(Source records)
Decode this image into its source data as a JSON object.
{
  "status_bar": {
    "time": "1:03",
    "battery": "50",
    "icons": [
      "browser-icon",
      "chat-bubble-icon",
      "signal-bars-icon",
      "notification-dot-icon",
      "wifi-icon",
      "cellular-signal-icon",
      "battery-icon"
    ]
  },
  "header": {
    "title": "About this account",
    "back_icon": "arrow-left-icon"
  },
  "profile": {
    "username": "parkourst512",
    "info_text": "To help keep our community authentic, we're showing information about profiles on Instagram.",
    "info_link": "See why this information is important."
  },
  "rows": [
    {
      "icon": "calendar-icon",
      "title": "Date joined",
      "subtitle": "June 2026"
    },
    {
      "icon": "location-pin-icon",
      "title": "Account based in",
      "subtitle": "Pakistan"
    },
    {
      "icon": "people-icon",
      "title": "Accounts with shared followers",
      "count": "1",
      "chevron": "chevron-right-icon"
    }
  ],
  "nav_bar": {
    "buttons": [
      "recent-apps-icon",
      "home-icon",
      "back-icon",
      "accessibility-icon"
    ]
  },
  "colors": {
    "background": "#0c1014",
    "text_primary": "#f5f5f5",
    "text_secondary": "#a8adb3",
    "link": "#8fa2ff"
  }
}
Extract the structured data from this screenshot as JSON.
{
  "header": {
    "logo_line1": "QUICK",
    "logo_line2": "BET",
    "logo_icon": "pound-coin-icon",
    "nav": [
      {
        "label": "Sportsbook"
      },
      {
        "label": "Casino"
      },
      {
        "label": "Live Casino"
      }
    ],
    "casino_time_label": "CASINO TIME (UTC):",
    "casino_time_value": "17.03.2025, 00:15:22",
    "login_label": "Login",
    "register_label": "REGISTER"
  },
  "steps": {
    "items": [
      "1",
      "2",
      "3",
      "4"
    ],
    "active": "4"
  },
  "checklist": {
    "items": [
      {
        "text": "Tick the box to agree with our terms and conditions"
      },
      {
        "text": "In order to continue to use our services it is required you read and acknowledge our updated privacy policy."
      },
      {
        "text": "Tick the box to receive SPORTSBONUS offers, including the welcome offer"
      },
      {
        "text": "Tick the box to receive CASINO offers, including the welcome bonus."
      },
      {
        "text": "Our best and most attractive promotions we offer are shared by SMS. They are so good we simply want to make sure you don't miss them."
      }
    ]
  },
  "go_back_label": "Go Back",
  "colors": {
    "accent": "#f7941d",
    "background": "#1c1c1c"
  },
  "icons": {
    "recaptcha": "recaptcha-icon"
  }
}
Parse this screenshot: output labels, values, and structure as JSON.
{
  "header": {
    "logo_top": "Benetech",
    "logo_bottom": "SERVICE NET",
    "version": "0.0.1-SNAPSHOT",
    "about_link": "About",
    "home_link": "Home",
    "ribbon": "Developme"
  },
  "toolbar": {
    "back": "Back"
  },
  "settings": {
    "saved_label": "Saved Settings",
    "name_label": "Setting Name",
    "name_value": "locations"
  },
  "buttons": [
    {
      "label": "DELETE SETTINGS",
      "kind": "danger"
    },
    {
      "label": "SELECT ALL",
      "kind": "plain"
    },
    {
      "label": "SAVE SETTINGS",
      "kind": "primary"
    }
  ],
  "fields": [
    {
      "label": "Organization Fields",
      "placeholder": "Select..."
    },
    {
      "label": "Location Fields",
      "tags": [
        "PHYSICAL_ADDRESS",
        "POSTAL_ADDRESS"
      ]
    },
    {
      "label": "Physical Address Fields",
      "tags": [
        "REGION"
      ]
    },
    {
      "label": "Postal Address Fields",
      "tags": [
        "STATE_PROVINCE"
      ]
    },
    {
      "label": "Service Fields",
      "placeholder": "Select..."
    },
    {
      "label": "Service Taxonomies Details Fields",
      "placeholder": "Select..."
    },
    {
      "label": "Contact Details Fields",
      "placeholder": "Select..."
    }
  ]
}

**What is required:** The records above must be output exactly, in full.

**Output:**
Decode this image into its source data as a JSON object.
{
  "status_bar": {
    "time": "1:03",
    "battery": "50",
    "icons": [
      "browser-icon",
      "chat-bubble-icon",
      "signal-bars-icon",
      "notification-dot-icon",
      "wifi-icon",
      "cellular-signal-icon",
      "battery-icon"
    ]
  },
  "header": {
    "title": "About this account",
    "back_icon": "arrow-left-icon"
  },
  "profile": {
    "username": "parkourst512",
    "info_text": "To help keep our community authentic, we're showing information about profiles on Instagram.",
    "info_link": "See why this information is important."
  },
  "rows": [
    {
      "icon": "calendar-icon",
      "title": "Date joined",
      "subtitle": "June 2026"
    },
    {
      "icon": "location-pin-icon",
      "title": "Account based in",
      "subtitle": "Pakistan"
    },
    {
      "icon": "people-icon",
      "title": "Accounts with shared followers",
      "count": "1",
      "chevron": "chevron-right-icon"
    }
  ],
  "nav_bar": {
    "buttons": [
      "recent-apps-icon",
      "home-icon",
      "back-icon",
      "accessibility-icon"
    ]
  },
  "colors": {
    "background": "#0c1014",
    "text_primary": "#f5f5f5",
    "text_secondary": "#a8adb3",
    "link": "#8fa2ff"
  }
}
Extract the structured data from this screenshot as JSON.
{
  "header": {
    "logo_line1": "QUICK",
    "logo_line2": "BET",
    "logo_icon": "pound-coin-icon",
    "nav": [
      {
        "label": "Sportsbook"
      },
      {
        "label": "Casino"
      },
      {
        "label": "Live Casino"
      }
    ],
    "casino_time_label": "CASINO TIME (UTC):",
    "casino_time_value": "17.03.2025, 00:15:22",
    "login_label": "Login",
    "register_label": "REGISTER"
  },
  "steps": {
    "items": [
      "1",
      "2",
      "3",
      "4"
    ],
    "active": "4"
  },
  "checklist": {
    "items": [
      {
        "text": "Tick the box to agree with our terms and conditions"
      },
      {
        "text": "In order to continue to use our services it is required you read and acknowledge our updated privacy policy."
      },
      {
        "text": "Tick the box to receive SPORTSBONUS offers, including the welcome offer"
      },
      {
        "text": "Tick the box to receive CASINO offers, including the welcome bonus."
      },
      {
        "text": "Our best and most attractive promotions we offer are shared by SMS. They are so good we simply want to make sure you don't miss them."
      }
    ]
  },
  "go_back_label": "Go Back",
  "colors": {
    "accent": "#f7941d",
    "background": "#1c1c1c"
  },
  "icons": {
    "recaptcha": "recaptcha-icon"
  }
}
Parse this screenshot: output labels, values, and structure as JSON.
{
  "header": {
    "logo_top": "Benetech",
    "logo_bottom": "SERVICE NET",
    "version": "0.0.1-SNAPSHOT",
    "about_link": "About",
    "home_link": "Home",
    "ribbon": "Developme"
  },
  "toolbar": {
    "back": "Back"
  },
  "settings": {
    "saved_label": "Saved Settings",
    "name_label": "Setting Name",
    "name_value": "locations"
  },
  "buttons": [
    {
      "label": "DELETE SETTINGS",
      "kind": "danger"
    },
    {
      "label": "SELECT ALL",
      "kind": "plain"
    },
    {
      "label": "SAVE SETTINGS",
      "kind": "primary"
    }
  ],
  "fields": [
    {
      "label": "Organization Fields",
      "placeholder": "Select..."
    },
    {
      "label": "Location Fields",
      "tags": [
        "PHYSICAL_ADDRESS",
        "POSTAL_ADDRESS"
      ]
    },
    {
      "label": "Physical Address Fields",
      "tags": [
        "REGION"
      ]
    },
    {
      "label": "Postal Address Fields",
      "tags": [
        "STATE_PROVINCE"
      ]
    },
    {
      "label": "Service Fields",
      "placeholder": "Select..."
    },
    {
      "label": "Service Taxonomies Details Fields",
      "placeholder": "Select..."
    },
    {
      "label": "Contact Details Fields",
      "placeholder": "Select..."
    }
  ]
}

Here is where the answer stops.